Exercise passage

  5. Mike_ says:

    That looks like more trouble than it’s worth. We keep ours in a plastic bag on a hook in the closet near where we unpack our groceries. When it gets full, we start a new one, and drop the old one off at the recycling center.

  6. Eukaryote says:

    They should just get the Bag Hutchâ„¢!

    “Bags, bags, bags, bags, what am I going to do with all of these bags?!?”

    (Thanks Mr. Show)

  7. GirlGoneRiled says:

    I’m with Mike – this is way too much trouble, unless one truly enjoys domestic doodad crafting (next: plastic canvas toilet paper cozy). I either shove mine into a bag on a hook int he laundry room or scrunch them into an empty tissue box if I’m looking for a smaller storage profile.

  8. tracilyns says:

    or you could use canvas/fabric bags and not have to worry about it at all.

  9. Dervish says:

    @ Eukaryote:

    “Honey, where are all the bags?”

    “They’re in the bag hutch!”

    “No sh*t!”

  10. hiphopnerd says:
  11. You can get the fabric tube ones with elastic at the top and bottom for a couple bucks at the grocery store, usually. That’s what I use.

    Also — re: bag input greater than output — get a couple of string bags ( I find that if I bag most of my shopping in those and let them put the spillover in plastic bags, that’s about the right amount to have on hand for bathroom trashcans and litterbox duty.

    (String bags are also much, much easier to carry, especially the shoulder ones, and can fit a lot more stuff, if you have to walk to the store or take public transit. I got hooked on them in London.)

  12. mschlock says:

    You know, you’re right — I’m tired of extra bag spillover, and those damn things cut into your hands. Perhaps I will try being a hippie and get some reusable bags.

    I always liked the string ones since they scrunch up small and can be tossed back in the car easily…

  13. LAGirl says:


    that was some funny f*cking sh*t!!

  14. wqwert says:

    Ikea has a great plastic bag dispense for like 3 bucks

  15. madktdisease says:


    i have one of those. looove em.

  16. Welcome_to_Oakas says:

    I use an old sock to store my bags. Shove ’em in where your leg would go and dispense from the toe hole. Bonus: it has all the charm of something that should be stored under the sink.

[Page segmentation data]
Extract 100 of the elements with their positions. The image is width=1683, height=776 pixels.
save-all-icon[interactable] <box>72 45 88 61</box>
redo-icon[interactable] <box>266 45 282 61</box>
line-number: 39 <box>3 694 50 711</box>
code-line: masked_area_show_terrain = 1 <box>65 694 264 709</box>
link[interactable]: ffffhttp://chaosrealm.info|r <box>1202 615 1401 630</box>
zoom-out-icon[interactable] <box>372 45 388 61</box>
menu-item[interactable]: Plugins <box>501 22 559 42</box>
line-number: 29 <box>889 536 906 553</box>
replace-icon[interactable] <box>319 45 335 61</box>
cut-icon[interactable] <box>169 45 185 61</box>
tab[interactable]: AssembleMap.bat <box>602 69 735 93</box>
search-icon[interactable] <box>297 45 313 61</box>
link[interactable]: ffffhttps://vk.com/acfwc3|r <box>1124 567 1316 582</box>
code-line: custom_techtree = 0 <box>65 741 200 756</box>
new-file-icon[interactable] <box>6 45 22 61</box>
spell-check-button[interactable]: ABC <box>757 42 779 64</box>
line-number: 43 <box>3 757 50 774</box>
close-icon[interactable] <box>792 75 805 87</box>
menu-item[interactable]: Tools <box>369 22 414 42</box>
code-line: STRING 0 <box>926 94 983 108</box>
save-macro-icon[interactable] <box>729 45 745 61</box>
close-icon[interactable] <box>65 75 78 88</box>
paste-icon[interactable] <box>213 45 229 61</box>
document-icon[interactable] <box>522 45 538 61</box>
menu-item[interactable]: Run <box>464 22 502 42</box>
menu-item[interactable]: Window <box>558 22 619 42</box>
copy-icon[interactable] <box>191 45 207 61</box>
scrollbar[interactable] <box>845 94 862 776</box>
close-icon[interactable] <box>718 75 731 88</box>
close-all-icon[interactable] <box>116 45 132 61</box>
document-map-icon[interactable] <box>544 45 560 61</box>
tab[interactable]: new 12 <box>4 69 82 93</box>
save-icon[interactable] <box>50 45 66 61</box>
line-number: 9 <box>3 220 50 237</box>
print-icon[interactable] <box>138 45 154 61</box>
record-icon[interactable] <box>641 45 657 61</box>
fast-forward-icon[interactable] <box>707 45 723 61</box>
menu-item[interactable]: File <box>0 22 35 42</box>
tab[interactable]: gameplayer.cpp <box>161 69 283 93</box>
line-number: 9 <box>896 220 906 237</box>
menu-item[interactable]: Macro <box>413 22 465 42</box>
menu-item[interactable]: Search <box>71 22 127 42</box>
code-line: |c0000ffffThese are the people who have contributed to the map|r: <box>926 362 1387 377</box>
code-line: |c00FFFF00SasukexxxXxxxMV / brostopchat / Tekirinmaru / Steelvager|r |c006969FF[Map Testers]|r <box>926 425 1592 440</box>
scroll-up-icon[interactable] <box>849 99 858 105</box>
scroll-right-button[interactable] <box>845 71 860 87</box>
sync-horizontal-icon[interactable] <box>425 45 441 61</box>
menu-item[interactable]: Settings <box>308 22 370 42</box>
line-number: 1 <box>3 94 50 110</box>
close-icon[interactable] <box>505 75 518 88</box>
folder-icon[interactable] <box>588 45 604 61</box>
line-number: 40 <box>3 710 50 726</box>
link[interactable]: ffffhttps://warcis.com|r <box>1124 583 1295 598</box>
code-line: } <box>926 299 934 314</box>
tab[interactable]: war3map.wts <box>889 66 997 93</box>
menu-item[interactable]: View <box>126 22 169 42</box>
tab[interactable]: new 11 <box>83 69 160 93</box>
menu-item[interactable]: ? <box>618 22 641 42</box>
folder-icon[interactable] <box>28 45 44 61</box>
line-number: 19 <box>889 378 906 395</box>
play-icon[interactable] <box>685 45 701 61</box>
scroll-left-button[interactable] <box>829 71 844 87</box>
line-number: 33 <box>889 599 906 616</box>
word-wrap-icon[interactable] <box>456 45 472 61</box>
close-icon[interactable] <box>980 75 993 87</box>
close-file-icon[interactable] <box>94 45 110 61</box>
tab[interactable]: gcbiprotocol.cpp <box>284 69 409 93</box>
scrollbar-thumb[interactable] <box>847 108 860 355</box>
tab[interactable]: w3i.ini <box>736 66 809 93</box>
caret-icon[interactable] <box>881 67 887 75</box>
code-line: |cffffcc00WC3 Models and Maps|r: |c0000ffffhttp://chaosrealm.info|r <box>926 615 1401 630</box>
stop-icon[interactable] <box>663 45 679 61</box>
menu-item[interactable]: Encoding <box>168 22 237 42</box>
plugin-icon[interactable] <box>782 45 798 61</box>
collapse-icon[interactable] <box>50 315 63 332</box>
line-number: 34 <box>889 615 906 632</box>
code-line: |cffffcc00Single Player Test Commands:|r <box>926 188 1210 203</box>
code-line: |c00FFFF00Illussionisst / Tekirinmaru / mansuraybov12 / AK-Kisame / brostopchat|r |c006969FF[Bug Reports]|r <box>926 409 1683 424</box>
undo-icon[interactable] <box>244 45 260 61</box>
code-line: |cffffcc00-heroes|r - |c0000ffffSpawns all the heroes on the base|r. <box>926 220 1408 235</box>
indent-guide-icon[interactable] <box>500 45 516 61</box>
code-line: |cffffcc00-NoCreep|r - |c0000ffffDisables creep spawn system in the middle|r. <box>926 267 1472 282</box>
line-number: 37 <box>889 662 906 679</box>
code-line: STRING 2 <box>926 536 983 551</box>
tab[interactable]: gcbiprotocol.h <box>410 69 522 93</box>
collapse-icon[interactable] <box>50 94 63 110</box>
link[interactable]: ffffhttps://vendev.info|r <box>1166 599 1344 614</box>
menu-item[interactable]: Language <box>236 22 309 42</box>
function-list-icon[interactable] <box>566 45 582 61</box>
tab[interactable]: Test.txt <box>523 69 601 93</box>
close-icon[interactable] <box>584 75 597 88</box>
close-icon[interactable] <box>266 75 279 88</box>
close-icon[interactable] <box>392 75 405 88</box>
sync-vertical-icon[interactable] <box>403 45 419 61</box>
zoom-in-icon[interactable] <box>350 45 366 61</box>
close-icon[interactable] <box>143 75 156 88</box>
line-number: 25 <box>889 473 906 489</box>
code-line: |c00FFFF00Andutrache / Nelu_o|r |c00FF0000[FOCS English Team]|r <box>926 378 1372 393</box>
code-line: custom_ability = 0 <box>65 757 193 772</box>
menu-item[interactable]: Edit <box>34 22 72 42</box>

Things to do
#1 In the comment thread about storing plastic bags, what does Welcome_to_Oakas use to store bags?
#2 Reproduce the comment thread about storing plastic bags word for word from "or you could" to "what I use.".

Answers to the exercise
#1 An old sock.

#2
or you could use canvas/fabric bags and not have to worry about it at all.

  9. Dervish says:

    @ Eukaryote:

    “Honey, where are all the bags?”

    “They’re in the bag hutch!”

    “No sh*t!”

  10. hiphopnerd says:
  11. You can get the fabric tube ones with elastic at the top and bottom for a couple bucks at the grocery store, usually. That’s what I use.